──────── Data shown
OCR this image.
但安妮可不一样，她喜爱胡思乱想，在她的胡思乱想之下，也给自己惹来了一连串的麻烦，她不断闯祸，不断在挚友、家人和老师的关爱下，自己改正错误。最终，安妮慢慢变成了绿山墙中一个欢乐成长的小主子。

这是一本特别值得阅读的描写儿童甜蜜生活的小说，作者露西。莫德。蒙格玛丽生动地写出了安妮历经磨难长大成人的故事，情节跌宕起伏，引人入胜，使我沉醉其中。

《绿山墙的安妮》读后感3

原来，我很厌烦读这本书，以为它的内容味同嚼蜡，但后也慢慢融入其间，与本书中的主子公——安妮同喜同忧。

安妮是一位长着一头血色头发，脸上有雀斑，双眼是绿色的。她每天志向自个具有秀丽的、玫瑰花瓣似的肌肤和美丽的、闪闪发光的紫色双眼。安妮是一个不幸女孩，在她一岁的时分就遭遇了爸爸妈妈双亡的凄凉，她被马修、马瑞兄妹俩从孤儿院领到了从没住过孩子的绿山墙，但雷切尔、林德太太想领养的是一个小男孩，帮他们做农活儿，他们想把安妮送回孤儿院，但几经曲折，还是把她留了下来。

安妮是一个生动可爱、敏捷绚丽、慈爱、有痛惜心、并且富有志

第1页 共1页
────────────────
• [Exercise instructions]: Each line must be given again exactly as written above.

• [Solution to the exercise]:
OCR this image.
但安妮可不一样，她喜爱胡思乱想，在她的胡思乱想之下，也给自己惹来了一连串的麻烦，她不断闯祸，不断在挚友、家人和老师的关爱下，自己改正错误。最终，安妮慢慢变成了绿山墙中一个欢乐成长的小主子。

这是一本特别值得阅读的描写儿童甜蜜生活的小说，作者露西。莫德。蒙格玛丽生动地写出了安妮历经磨难长大成人的故事，情节跌宕起伏，引人入胜，使我沉醉其中。

《绿山墙的安妮》读后感3

原来，我很厌烦读这本书，以为它的内容味同嚼蜡，但后也慢慢融入其间，与本书中的主子公——安妮同喜同忧。

安妮是一位长着一头血色头发，脸上有雀斑，双眼是绿色的。她每天志向自个具有秀丽的、玫瑰花瓣似的肌肤和美丽的、闪闪发光的紫色双眼。安妮是一个不幸女孩，在她一岁的时分就遭遇了爸爸妈妈双亡的凄凉，她被马修、马瑞兄妹俩从孤儿院领到了从没住过孩子的绿山墙，但雷切尔、林德太太想领养的是一个小男孩，帮他们做农活儿，他们想把安妮送回孤儿院，但几经曲折，还是把她留了下来。

安妮是一个生动可爱、敏捷绚丽、慈爱、有痛惜心、并且富有志

第1页 共1页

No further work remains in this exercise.